Your instructions:
From the news digest, reproduce word for word the passage between "Haiti rapes defy U.N. intervention, SoCal" and "up South Africa.", inclusive.

Given text:
Start
News You Might Have Missed * Vol. 6, No. 11

Important but overlooked news from around the world.

THIS WEEK:

Haiti rapes defy U.N. intervention, SoCal scofflaws dump hazmat waste deep in canyon country, Pakistani’s chief justice is under house arrest, immigration officials are in the spotlight at home and abroad, Muslims face discrimination from Massachusetts to Mindanao … and apartheid aftershocks shake up South Africa.

QUOTED:

“Previously we were too black to own the land where we lived and worked, and now it seems we’re too white.”

— Willem Diergaardt of the Richtersveld Sida !hub Communal Property Association, on a bitter dispute over diamond mine claims in South Africa (see “Apartheid,” below).


TOP STORIES

Haiti Rapes Defy U.N. Intervention

Kidnappings and rape went hand-in-hand during Haiti’s years of political repression. But even as U.N. peacekeepers crack down on gangs in the slums of Port-au-Price, rapes there are on the rise. Social workers say at least 800 women there were raped in the past 12 months, and estimate that many never tell police or their families out of shame or fear.
End
Recorded data:
Start
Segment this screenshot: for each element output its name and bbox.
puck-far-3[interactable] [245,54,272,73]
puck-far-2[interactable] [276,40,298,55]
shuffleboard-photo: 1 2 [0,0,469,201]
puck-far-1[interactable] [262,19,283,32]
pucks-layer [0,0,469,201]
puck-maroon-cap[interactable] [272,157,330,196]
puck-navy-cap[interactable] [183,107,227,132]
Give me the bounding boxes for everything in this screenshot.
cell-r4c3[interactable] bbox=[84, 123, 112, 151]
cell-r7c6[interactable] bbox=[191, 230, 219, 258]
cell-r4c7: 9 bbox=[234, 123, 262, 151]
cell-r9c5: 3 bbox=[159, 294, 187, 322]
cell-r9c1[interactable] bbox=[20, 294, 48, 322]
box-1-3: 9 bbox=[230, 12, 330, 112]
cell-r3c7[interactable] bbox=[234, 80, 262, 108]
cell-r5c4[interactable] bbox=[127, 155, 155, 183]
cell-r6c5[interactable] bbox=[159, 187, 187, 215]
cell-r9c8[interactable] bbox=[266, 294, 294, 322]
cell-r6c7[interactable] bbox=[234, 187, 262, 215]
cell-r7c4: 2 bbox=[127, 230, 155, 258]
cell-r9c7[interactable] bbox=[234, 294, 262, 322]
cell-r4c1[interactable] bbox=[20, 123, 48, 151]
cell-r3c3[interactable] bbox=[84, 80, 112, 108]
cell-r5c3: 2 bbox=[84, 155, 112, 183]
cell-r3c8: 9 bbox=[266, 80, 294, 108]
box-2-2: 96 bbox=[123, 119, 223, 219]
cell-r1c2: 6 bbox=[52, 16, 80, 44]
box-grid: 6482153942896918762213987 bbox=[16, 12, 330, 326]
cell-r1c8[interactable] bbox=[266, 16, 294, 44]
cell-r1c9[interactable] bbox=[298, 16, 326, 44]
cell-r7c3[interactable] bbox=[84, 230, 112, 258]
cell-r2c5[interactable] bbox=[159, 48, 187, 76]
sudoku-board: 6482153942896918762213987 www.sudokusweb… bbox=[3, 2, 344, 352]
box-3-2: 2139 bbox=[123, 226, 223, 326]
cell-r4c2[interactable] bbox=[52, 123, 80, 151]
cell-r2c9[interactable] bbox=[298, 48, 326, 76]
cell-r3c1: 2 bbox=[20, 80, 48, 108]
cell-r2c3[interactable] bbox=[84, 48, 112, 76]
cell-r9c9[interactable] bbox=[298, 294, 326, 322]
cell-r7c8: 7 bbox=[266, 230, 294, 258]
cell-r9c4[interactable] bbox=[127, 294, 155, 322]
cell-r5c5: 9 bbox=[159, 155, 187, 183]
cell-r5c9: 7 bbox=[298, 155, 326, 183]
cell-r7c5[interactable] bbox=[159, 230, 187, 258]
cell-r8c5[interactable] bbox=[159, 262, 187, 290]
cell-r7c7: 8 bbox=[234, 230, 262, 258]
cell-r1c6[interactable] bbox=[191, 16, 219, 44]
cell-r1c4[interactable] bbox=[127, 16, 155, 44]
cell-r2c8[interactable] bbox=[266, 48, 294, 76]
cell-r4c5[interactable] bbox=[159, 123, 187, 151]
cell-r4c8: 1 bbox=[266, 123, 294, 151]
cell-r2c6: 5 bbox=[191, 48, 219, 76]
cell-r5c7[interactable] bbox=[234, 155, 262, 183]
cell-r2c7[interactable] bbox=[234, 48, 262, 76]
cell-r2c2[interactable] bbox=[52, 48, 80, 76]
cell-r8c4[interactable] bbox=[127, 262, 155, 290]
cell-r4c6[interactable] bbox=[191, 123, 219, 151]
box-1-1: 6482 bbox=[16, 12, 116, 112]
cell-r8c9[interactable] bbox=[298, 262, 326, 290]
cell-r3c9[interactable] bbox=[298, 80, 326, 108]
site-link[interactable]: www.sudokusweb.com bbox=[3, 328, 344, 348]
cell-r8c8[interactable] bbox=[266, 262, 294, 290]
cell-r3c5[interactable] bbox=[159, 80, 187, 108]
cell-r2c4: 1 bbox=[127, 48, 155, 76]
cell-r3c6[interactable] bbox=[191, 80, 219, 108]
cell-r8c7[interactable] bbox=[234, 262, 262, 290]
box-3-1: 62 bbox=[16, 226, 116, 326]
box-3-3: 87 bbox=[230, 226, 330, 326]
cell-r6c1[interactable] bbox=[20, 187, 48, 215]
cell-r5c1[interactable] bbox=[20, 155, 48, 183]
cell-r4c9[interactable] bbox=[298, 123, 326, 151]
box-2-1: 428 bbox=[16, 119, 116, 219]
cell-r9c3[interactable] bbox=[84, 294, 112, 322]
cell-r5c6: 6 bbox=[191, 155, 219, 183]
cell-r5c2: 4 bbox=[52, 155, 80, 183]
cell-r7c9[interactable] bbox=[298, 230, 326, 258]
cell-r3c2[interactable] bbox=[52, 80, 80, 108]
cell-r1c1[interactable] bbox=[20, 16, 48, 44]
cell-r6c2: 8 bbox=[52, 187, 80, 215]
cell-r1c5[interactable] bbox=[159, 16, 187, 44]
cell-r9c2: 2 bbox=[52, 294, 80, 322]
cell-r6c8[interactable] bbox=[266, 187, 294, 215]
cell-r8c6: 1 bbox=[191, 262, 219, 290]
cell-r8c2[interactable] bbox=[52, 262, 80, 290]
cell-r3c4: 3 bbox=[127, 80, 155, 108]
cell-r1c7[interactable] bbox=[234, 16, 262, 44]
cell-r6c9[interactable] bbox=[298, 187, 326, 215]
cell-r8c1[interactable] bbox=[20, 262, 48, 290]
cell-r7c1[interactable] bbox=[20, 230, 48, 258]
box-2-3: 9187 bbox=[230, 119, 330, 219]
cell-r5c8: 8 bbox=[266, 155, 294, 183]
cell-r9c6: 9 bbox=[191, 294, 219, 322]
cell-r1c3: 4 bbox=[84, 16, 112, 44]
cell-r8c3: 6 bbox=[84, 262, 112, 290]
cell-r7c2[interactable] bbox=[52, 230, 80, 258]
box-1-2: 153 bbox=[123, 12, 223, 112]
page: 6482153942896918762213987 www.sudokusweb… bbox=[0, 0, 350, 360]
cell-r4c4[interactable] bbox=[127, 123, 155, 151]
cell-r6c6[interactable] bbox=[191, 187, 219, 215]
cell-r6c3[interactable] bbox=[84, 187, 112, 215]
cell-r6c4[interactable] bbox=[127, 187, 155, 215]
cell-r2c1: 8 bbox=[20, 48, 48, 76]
End
Start
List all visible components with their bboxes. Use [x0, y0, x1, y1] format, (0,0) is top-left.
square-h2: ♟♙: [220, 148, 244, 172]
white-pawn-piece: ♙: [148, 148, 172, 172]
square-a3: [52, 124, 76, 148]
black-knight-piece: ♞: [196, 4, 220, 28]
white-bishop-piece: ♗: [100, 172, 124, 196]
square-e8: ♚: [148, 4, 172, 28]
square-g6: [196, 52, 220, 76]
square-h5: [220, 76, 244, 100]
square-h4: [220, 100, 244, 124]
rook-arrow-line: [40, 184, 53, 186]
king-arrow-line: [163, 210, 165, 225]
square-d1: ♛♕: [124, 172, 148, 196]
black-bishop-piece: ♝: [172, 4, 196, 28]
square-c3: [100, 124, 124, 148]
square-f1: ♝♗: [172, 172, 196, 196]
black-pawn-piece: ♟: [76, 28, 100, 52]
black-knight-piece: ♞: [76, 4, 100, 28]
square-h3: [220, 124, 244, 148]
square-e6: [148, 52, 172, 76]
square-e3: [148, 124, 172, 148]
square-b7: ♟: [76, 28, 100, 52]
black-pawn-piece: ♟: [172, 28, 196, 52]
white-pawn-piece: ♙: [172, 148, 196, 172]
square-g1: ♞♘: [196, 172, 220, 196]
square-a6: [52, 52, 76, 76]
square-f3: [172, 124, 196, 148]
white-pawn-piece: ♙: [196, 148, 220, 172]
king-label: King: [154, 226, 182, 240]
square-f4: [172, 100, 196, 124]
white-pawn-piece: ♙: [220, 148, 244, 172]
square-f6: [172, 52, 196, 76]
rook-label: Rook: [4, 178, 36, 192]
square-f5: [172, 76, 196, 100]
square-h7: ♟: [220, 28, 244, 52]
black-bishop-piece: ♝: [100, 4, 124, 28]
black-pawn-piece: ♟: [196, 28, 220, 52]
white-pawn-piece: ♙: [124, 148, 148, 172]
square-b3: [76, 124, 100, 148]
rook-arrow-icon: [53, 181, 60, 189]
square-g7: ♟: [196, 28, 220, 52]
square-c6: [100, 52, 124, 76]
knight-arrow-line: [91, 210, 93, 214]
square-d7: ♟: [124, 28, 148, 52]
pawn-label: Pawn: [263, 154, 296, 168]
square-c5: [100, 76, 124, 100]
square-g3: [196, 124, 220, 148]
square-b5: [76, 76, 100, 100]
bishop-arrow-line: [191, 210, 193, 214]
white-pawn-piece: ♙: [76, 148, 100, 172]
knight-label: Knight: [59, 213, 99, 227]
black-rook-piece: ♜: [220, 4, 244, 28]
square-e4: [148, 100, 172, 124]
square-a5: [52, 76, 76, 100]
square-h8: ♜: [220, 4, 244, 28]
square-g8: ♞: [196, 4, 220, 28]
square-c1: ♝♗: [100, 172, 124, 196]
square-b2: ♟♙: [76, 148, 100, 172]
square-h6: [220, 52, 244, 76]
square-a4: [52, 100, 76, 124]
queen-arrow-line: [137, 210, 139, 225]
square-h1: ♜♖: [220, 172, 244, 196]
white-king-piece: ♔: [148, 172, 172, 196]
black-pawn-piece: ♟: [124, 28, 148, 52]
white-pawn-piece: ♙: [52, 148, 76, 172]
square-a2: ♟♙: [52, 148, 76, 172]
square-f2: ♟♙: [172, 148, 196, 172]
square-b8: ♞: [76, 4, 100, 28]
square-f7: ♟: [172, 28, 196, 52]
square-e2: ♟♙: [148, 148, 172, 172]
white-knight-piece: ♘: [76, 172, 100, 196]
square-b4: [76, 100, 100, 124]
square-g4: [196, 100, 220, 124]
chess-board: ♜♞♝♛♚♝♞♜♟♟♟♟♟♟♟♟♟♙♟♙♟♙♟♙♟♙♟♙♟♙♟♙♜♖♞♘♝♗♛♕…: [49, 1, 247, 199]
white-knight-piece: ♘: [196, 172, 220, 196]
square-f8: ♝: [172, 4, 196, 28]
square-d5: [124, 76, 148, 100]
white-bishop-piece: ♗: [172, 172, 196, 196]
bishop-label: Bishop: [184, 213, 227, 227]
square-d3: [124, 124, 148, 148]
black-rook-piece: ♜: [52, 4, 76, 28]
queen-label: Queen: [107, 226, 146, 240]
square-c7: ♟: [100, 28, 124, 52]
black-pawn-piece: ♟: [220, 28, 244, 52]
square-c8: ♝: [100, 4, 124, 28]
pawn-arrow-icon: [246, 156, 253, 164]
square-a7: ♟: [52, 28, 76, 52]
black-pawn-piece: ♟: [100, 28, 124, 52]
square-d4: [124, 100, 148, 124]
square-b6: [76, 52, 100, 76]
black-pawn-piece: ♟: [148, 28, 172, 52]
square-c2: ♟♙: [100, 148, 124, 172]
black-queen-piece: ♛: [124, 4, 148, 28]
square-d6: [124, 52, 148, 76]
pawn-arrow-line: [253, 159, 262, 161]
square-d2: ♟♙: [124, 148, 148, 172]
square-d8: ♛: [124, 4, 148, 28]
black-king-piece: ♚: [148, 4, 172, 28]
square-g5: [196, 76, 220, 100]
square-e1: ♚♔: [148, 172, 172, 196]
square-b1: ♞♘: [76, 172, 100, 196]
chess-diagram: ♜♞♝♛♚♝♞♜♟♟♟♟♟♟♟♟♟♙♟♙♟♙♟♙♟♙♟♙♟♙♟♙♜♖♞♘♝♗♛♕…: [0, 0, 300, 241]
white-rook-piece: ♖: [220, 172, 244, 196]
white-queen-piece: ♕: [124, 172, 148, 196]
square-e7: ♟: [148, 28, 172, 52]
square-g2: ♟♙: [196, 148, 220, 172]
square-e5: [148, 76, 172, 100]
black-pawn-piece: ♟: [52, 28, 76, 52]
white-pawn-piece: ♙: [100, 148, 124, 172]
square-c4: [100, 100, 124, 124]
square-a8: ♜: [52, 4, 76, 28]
End
Output of the exercise:
Haiti rapes defy U.N. intervention, SoCal scofflaws dump hazmat waste deep in canyon country, Pakistani’s chief justice is under house arrest, immigration officials are in the spotlight at home and abroad, Muslims face discrimination from Massachusetts to Mindanao … and apartheid aftershocks shake up South Africa.